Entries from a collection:
** Begin **
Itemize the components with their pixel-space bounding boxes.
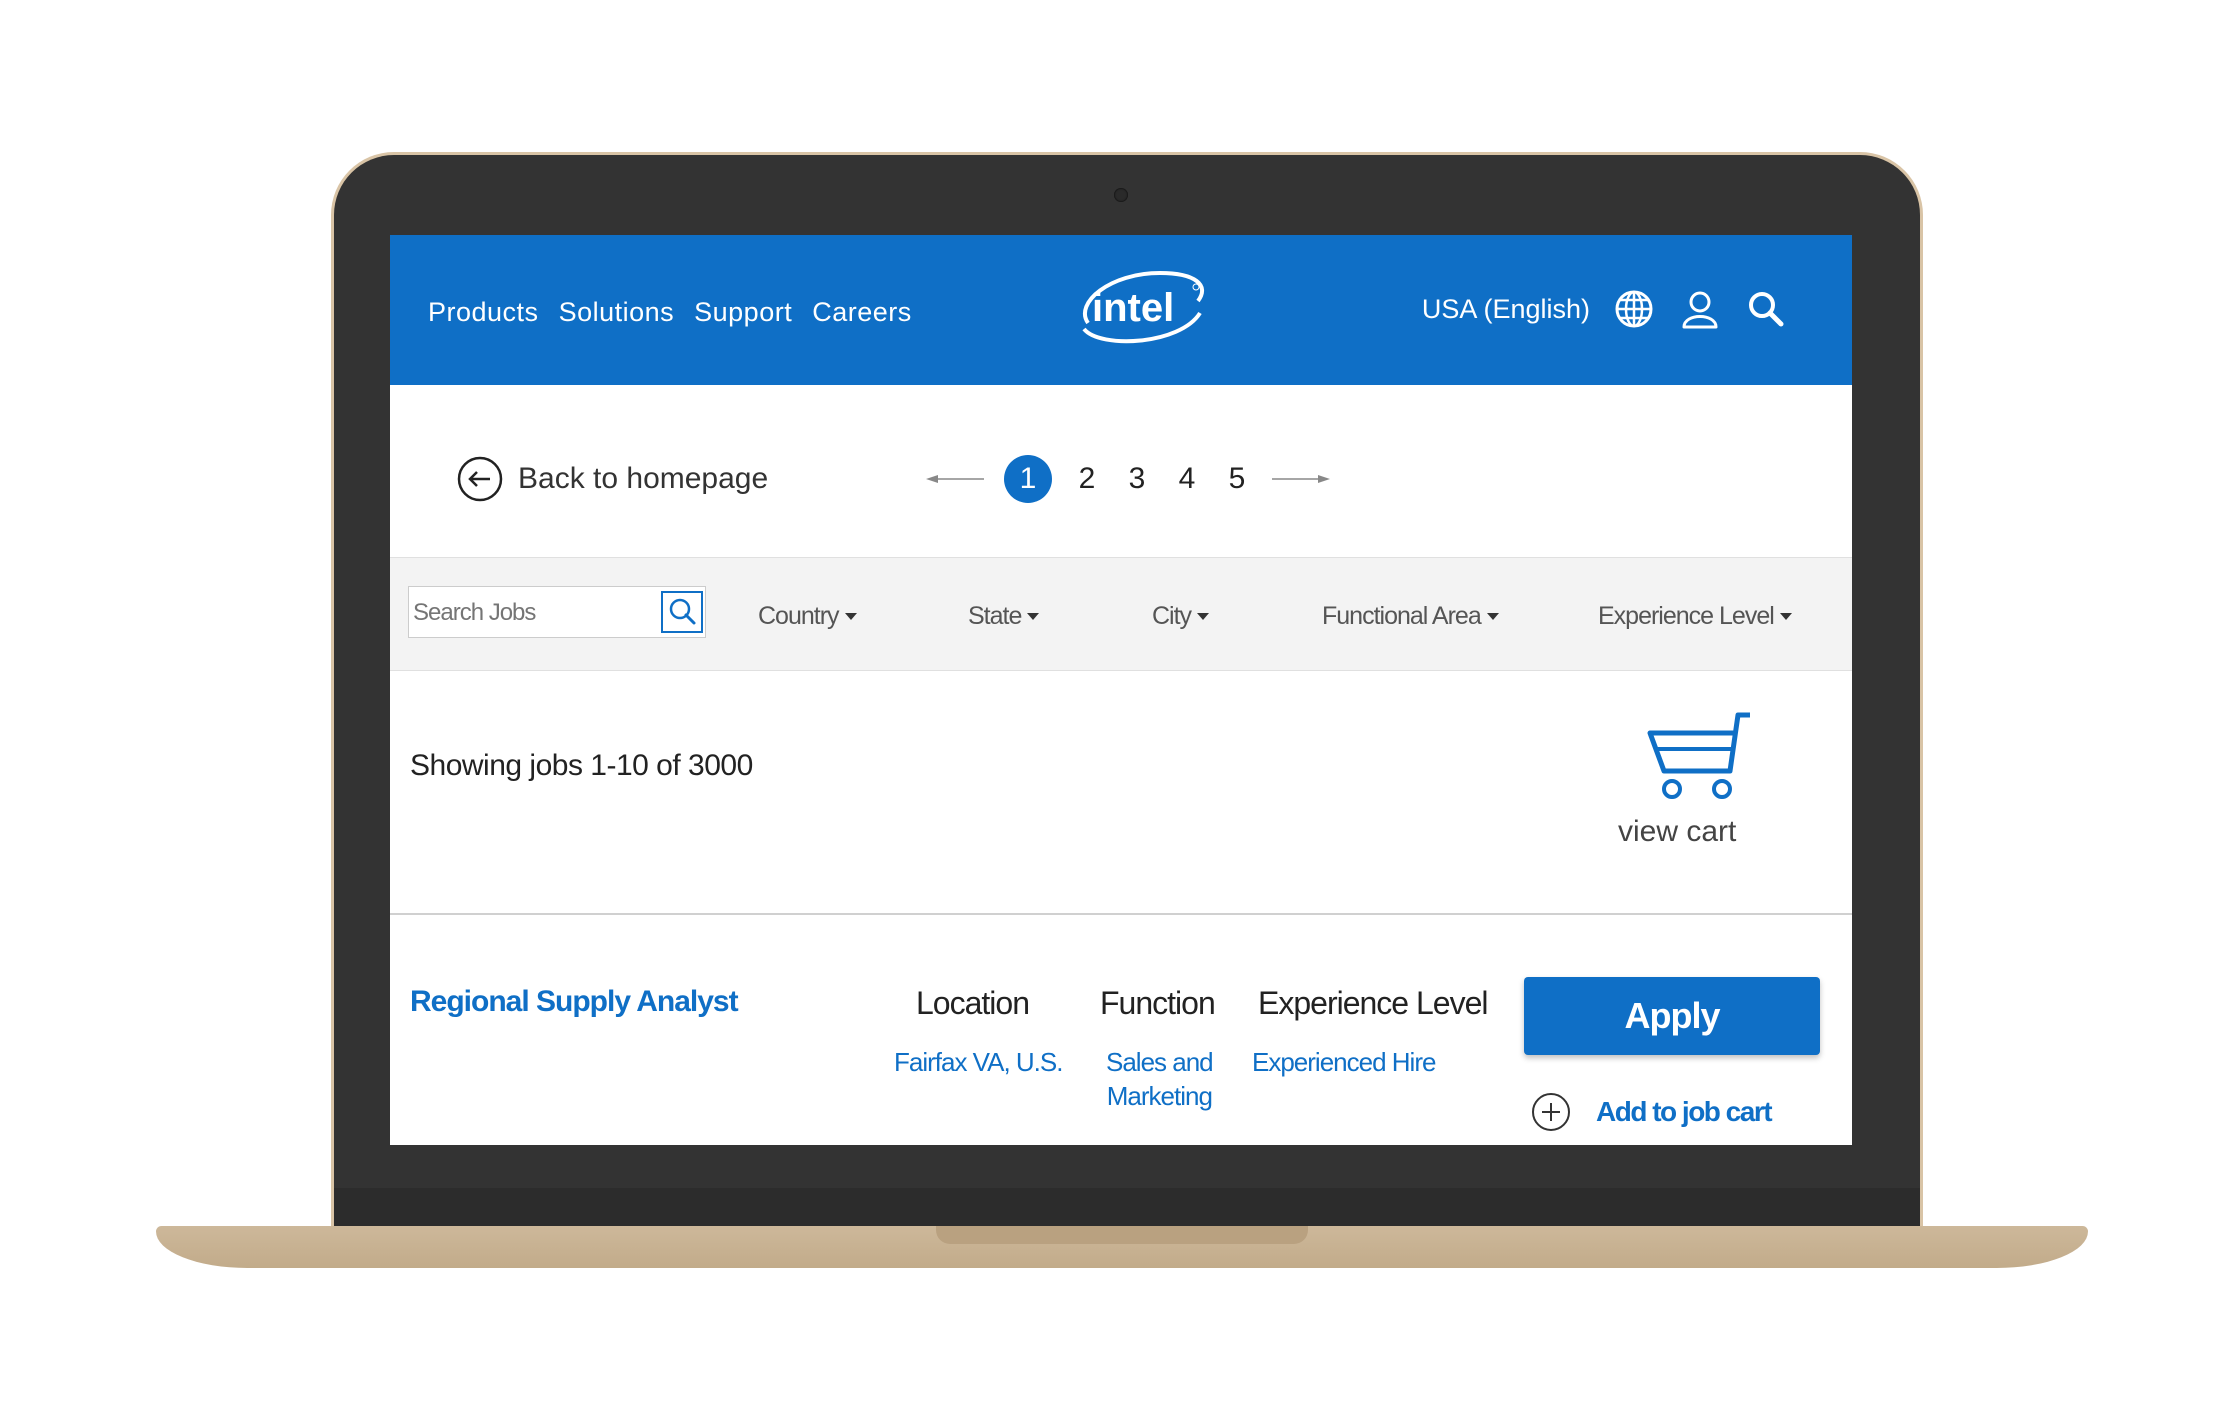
- experience-value[interactable]: Experienced Hire: [1252, 1045, 1436, 1079]
- header-utilities: USA (English): [1422, 287, 1788, 331]
- functional-area-label: Functional Area: [1322, 602, 1482, 630]
- results-count: Showing jobs 1-10 of 3000: [410, 749, 753, 782]
- apply-button[interactable]: Apply: [1524, 977, 1820, 1055]
- search-jobs-button[interactable]: [661, 591, 703, 633]
- pagination: 1 2 3 4 5: [926, 455, 1330, 503]
- nav-products[interactable]: Products: [428, 297, 539, 328]
- results-summary: Showing jobs 1-10 of 3000 view cart: [390, 669, 1852, 915]
- country-dropdown[interactable]: Country: [758, 602, 857, 631]
- intel-logo[interactable]: intel: [1070, 263, 1210, 353]
- page-4[interactable]: 4: [1172, 462, 1202, 496]
- function-heading: Function: [1100, 985, 1216, 1021]
- search-jobs-input[interactable]: [411, 593, 655, 633]
- nav-solutions[interactable]: Solutions: [559, 297, 675, 328]
- functional-area-dropdown[interactable]: Functional Area: [1322, 602, 1499, 631]
- experience-heading: Experience Level: [1258, 985, 1488, 1021]
- page-1[interactable]: 1: [1004, 455, 1052, 503]
- webcam: [1114, 188, 1128, 202]
- function-value[interactable]: Sales and Marketing: [1106, 1045, 1214, 1113]
- city-label: City: [1152, 602, 1192, 630]
- chevron-down-icon: [844, 613, 857, 620]
- chevron-down-icon: [1486, 613, 1499, 620]
- add-circle-icon: [1532, 1093, 1570, 1131]
- state-label: State: [968, 602, 1022, 630]
- site-header: Products Solutions Support Careers intel…: [390, 235, 1852, 385]
- page-5[interactable]: 5: [1222, 462, 1252, 496]
- country-label: Country: [758, 602, 840, 630]
- function-line-1: Sales and: [1106, 1047, 1214, 1077]
- add-to-job-cart-link[interactable]: Add to job cart: [1530, 1091, 1773, 1133]
- brand-wordmark: intel: [1092, 286, 1174, 330]
- location-heading: Location: [916, 985, 1030, 1021]
- globe-icon[interactable]: [1612, 287, 1656, 331]
- search-icon[interactable]: [1744, 287, 1788, 331]
- back-to-homepage-link[interactable]: Back to homepage: [456, 455, 768, 503]
- chevron-down-icon: [1779, 613, 1792, 620]
- prev-page-arrow-icon[interactable]: [926, 473, 984, 485]
- page-2[interactable]: 2: [1072, 462, 1102, 496]
- back-arrow-icon: [457, 456, 503, 502]
- experience-level-label: Experience Level: [1598, 602, 1775, 630]
- nav-careers[interactable]: Careers: [812, 297, 912, 328]
- filter-bar: Country State City Functional Area Exper…: [390, 557, 1852, 671]
- chevron-down-icon: [1197, 613, 1210, 620]
- state-dropdown[interactable]: State: [968, 602, 1040, 631]
- page-toolbar: Back to homepage 1 2 3 4 5: [390, 385, 1852, 557]
- page-3[interactable]: 3: [1122, 462, 1152, 496]
- laptop-notch: [936, 1226, 1308, 1244]
- chevron-down-icon: [1027, 613, 1040, 620]
- laptop-bottom-bezel: [334, 1188, 1920, 1226]
- job-title-link[interactable]: Regional Supply Analyst: [410, 985, 739, 1019]
- user-icon[interactable]: [1678, 287, 1722, 331]
- experience-level-dropdown[interactable]: Experience Level: [1598, 602, 1792, 631]
- back-label: Back to homepage: [518, 462, 769, 495]
- main-nav: Products Solutions Support Careers: [428, 297, 912, 328]
- location-value[interactable]: Fairfax VA, U.S.: [894, 1045, 1063, 1079]
- city-dropdown[interactable]: City: [1152, 602, 1210, 631]
- add-to-job-cart-label: Add to job cart: [1596, 1096, 1773, 1127]
- magnifier-icon: [669, 598, 696, 625]
- function-line-2: Marketing: [1106, 1081, 1213, 1111]
- browser-screen: Products Solutions Support Careers intel…: [390, 235, 1852, 1145]
- search-jobs-box: [408, 586, 706, 638]
- region-selector[interactable]: USA (English): [1422, 294, 1590, 325]
- shopping-cart-icon[interactable]: [1646, 711, 1754, 805]
- next-page-arrow-icon[interactable]: [1272, 473, 1330, 485]
- job-listing: Regional Supply Analyst Location Fairfax…: [390, 915, 1852, 1145]
- view-cart-link[interactable]: view cart: [1618, 815, 1736, 849]
- nav-support[interactable]: Support: [694, 297, 792, 328]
** End **
*WHAT THE EXERCISE ASKS:* Find every line in the entries above that contains the string "Supply". Copy each of those lines.

*SOLUTION TO THE EXERCISE:*
- job-title-link[interactable]: Regional Supply Analyst: [410, 985, 739, 1019]
- job-listing: Regional Supply Analyst Location Fairfax…: [390, 915, 1852, 1145]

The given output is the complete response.